[start]

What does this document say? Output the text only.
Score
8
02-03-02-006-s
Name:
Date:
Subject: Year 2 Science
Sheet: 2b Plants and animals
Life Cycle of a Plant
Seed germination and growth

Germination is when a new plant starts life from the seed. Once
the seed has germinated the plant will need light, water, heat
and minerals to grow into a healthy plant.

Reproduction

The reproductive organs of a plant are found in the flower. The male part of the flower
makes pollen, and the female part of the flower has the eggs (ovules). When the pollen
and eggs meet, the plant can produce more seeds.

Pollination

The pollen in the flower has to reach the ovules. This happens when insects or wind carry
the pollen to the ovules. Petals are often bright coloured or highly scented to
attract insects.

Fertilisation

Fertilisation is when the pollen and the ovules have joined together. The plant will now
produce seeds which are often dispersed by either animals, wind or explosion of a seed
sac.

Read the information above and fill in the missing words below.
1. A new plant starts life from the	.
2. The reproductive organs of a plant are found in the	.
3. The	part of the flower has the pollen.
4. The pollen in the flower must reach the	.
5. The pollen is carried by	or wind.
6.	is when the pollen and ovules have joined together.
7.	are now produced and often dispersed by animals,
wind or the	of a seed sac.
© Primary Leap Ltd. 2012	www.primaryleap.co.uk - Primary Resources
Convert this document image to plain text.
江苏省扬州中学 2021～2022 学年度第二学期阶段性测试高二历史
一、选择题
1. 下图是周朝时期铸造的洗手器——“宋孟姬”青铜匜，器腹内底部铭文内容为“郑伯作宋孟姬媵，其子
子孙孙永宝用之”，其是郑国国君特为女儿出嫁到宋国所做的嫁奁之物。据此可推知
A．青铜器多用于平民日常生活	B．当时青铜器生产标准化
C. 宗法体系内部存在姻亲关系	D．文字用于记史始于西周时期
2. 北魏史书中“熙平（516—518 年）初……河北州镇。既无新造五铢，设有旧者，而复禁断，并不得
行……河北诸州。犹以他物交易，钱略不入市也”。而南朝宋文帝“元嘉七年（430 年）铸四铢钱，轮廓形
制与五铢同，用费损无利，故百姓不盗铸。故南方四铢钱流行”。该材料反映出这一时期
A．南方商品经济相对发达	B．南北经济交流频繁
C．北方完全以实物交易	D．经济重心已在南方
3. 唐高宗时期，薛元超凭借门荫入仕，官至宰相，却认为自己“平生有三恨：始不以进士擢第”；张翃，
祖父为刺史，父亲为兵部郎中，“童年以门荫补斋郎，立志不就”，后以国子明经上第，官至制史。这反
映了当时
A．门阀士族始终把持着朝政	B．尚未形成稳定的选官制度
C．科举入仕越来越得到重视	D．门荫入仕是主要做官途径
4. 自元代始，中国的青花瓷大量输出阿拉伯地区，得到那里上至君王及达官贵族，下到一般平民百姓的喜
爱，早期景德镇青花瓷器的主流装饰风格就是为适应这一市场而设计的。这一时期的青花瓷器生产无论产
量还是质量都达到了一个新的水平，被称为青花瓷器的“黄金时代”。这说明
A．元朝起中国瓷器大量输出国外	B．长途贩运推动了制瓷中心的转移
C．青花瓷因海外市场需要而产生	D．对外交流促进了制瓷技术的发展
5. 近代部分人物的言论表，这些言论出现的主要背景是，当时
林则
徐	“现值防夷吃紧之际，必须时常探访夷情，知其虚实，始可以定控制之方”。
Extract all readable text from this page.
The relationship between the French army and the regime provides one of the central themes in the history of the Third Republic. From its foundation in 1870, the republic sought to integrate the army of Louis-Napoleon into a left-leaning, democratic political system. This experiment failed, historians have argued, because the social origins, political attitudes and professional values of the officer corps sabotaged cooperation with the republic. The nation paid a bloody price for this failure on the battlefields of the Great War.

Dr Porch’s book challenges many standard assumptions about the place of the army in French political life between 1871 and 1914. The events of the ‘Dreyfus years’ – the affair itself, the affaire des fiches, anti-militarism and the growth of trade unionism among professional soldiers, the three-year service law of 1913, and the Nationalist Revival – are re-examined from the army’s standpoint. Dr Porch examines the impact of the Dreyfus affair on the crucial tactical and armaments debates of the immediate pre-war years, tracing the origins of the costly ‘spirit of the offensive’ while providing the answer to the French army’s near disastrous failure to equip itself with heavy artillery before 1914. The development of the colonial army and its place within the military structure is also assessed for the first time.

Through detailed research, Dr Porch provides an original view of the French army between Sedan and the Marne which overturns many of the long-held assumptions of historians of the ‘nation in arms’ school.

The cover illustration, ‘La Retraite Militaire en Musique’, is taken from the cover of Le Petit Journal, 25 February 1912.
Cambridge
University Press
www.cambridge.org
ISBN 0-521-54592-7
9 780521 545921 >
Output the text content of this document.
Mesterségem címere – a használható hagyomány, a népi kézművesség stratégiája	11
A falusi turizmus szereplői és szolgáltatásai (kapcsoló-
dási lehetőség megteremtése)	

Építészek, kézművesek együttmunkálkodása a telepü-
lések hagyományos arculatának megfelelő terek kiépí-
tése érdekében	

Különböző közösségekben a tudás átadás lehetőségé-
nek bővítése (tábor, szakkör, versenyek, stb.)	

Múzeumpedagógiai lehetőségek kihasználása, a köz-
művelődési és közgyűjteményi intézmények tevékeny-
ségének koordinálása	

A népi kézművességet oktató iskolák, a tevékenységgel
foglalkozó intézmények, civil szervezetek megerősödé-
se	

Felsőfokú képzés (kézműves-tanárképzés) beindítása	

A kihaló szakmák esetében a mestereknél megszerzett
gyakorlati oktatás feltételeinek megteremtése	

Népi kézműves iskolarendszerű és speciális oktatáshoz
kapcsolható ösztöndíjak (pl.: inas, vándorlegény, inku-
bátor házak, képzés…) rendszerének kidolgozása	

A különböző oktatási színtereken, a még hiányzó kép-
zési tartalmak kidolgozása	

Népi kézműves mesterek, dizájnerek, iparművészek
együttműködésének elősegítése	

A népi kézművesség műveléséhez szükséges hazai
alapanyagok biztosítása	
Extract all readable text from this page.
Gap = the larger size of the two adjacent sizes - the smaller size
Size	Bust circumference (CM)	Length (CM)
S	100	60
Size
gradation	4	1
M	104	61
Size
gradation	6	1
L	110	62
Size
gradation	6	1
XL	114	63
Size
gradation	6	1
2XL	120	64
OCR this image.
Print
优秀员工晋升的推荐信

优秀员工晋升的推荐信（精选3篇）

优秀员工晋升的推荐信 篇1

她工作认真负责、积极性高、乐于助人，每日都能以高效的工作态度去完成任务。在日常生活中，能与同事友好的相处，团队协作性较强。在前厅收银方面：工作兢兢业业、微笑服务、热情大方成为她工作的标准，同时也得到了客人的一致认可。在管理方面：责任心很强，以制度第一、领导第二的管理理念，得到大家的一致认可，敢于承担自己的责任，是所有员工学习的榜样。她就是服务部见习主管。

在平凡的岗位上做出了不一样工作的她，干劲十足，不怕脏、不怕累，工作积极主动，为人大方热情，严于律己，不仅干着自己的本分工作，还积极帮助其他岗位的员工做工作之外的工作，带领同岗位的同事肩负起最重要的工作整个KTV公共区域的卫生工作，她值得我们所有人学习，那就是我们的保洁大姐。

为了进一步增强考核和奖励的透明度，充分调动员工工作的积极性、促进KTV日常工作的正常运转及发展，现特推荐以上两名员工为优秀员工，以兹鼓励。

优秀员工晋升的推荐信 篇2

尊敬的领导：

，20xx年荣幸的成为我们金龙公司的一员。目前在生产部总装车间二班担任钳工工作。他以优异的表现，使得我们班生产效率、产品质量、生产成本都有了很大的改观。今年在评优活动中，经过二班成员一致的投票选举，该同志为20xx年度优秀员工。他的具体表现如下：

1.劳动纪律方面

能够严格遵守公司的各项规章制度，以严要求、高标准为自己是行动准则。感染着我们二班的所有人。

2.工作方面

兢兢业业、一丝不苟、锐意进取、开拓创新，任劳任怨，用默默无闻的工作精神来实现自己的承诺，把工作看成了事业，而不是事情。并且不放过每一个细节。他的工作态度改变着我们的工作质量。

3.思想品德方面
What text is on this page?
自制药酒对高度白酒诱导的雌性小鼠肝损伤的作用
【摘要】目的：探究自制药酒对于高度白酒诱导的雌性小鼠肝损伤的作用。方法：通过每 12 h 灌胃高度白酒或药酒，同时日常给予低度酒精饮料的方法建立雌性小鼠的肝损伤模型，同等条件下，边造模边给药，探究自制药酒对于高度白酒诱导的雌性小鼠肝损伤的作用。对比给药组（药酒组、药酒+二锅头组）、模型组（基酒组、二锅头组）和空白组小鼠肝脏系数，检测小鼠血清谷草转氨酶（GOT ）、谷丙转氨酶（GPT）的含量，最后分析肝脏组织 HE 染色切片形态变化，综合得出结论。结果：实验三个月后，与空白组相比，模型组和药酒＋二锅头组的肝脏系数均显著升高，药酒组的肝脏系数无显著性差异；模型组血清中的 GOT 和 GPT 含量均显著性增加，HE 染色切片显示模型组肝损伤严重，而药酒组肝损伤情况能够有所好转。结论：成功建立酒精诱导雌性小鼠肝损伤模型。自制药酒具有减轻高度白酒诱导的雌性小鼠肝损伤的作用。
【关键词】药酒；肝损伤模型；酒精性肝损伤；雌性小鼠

[end]

Task statement: Extract the closing run of lines, starting with the one containing "What text is on this page?" and ending at the last, exactly as written.

Right answer:
What text is on this page?
自制药酒对高度白酒诱导的雌性小鼠肝损伤的作用
【摘要】目的：探究自制药酒对于高度白酒诱导的雌性小鼠肝损伤的作用。方法：通过每 12 h 灌胃高度白酒或药酒，同时日常给予低度酒精饮料的方法建立雌性小鼠的肝损伤模型，同等条件下，边造模边给药，探究自制药酒对于高度白酒诱导的雌性小鼠肝损伤的作用。对比给药组（药酒组、药酒+二锅头组）、模型组（基酒组、二锅头组）和空白组小鼠肝脏系数，检测小鼠血清谷草转氨酶（GOT ）、谷丙转氨酶（GPT）的含量，最后分析肝脏组织 HE 染色切片形态变化，综合得出结论。结果：实验三个月后，与空白组相比，模型组和药酒＋二锅头组的肝脏系数均显著升高，药酒组的肝脏系数无显著性差异；模型组血清中的 GOT 和 GPT 含量均显著性增加，HE 染色切片显示模型组肝损伤严重，而药酒组肝损伤情况能够有所好转。结论：成功建立酒精诱导雌性小鼠肝损伤模型。自制药酒具有减轻高度白酒诱导的雌性小鼠肝损伤的作用。
【关键词】药酒；肝损伤模型；酒精性肝损伤；雌性小鼠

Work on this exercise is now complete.